Recorded data:

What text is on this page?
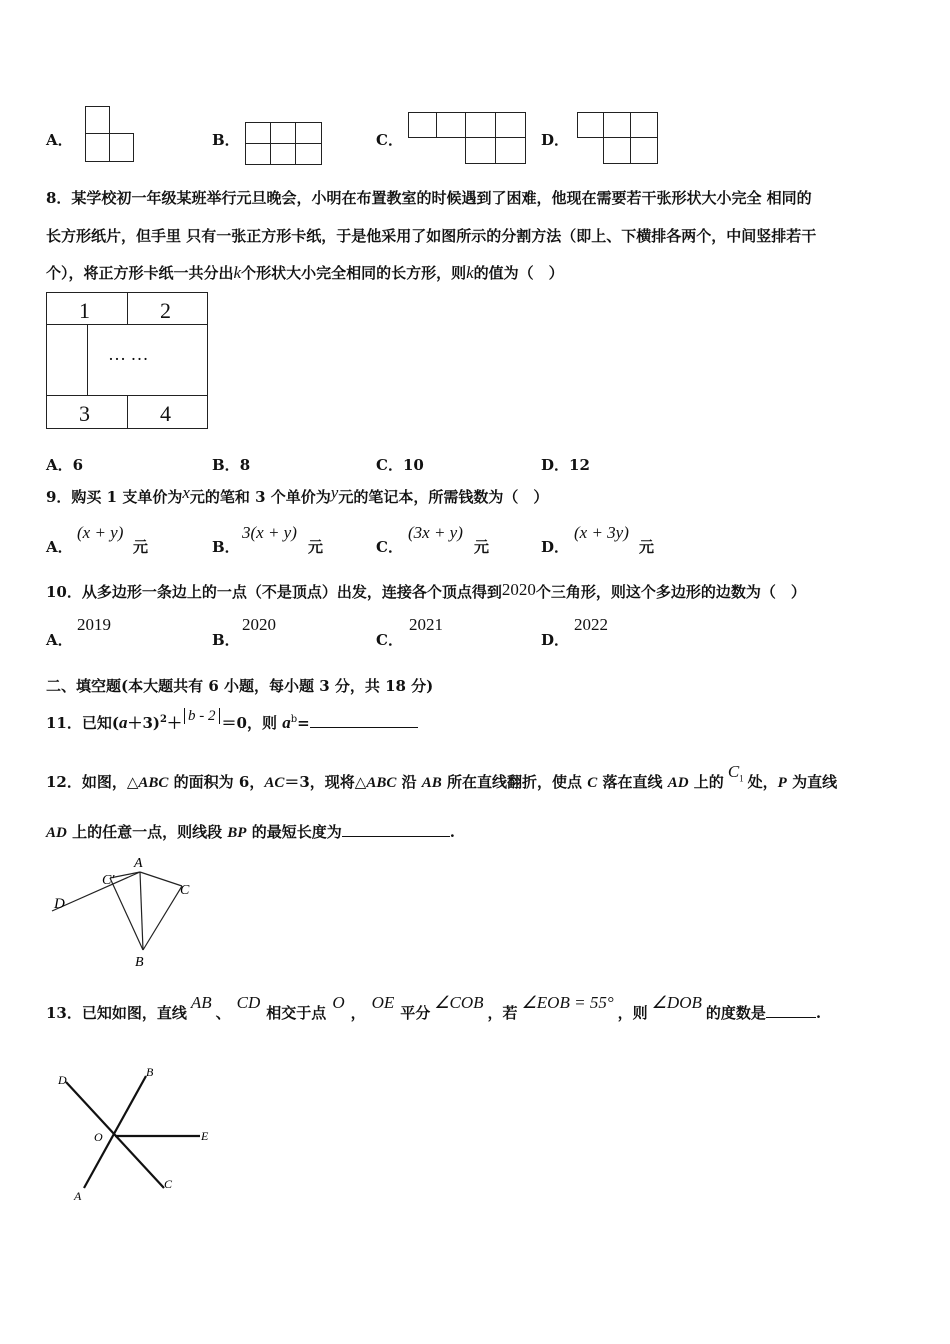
A．	B．	C．	D．
8．某学校初一年级某班举行元旦晚会，小明在布置教室的时候遇到了困难，他现在需要若干张形状大小完全 相同的
长方形纸片，但手里 只有一张正方形卡纸，于是他采用了如图所示的分割方法（即上、下横排各两个，中间竖排若干
个），将正方形卡纸一共分出k个形状大小完全相同的长方形，则k的值为（　）
1	2
… …
3	4
A．6	B．8	C．10	D．12
9．购买 1 支单价为x元的笔和 3 个单价为y元的笔记本，所需钱数为（　）
A．
(x + y)
元	B．
3(x + y)
元	C．
(3x + y)
元	D．
(x + 3y)
元
10．从多边形一条边上的一点（不是顶点）出发，连接各个顶点得到2020个三角形，则这个多边形的边数为（　）
A．
2019
B．
2020
C．
2021
D．
2022
二、填空题(本大题共有 6 小题，每小题 3 分，共 18 分)
11．已知$(a+3)^2+ b - 2 =0$，则 $a^b=$
12．如图，△ABC 的面积为 6，AC＝3，现将△ABC 沿 AB 所在直线翻折，使点 C 落在直线 AD 上的$C_1$ 处，P 为直线
AD 上的任意一点，则线段 BP 的最短长度为	.
D
C′
A
C
B
13．已知如图，直线AB、CD相交于点O，OE平分∠COB，若∠EOB = 55°，则∠DOB的度数是	.
D
B
O	E
A
C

▶ WORK TO COMPLETE:
Leave out the pictures and print every line of the data exactly.

▶ RESULT BELOW:
What text is on this page?
A．	B．	C．	D．
8．某学校初一年级某班举行元旦晚会，小明在布置教室的时候遇到了困难，他现在需要若干张形状大小完全 相同的
长方形纸片，但手里 只有一张正方形卡纸，于是他采用了如图所示的分割方法（即上、下横排各两个，中间竖排若干
个），将正方形卡纸一共分出k个形状大小完全相同的长方形，则k的值为（　）
1	2
… …
3	4
A．6	B．8	C．10	D．12
9．购买 1 支单价为x元的笔和 3 个单价为y元的笔记本，所需钱数为（　）
A．
(x + y)
元	B．
3(x + y)
元	C．
(3x + y)
元	D．
(x + 3y)
元
10．从多边形一条边上的一点（不是顶点）出发，连接各个顶点得到2020个三角形，则这个多边形的边数为（　）
A．
2019
B．
2020
C．
2021
D．
2022
二、填空题(本大题共有 6 小题，每小题 3 分，共 18 分)
11．已知$(a+3)^2+ b - 2 =0$，则 $a^b=$
12．如图，△ABC 的面积为 6，AC＝3，现将△ABC 沿 AB 所在直线翻折，使点 C 落在直线 AD 上的$C_1$ 处，P 为直线
AD 上的任意一点，则线段 BP 的最短长度为	.
D
C′
A
C
B
13．已知如图，直线AB、CD相交于点O，OE平分∠COB，若∠EOB = 55°，则∠DOB的度数是	.
D
B
O	E
A
C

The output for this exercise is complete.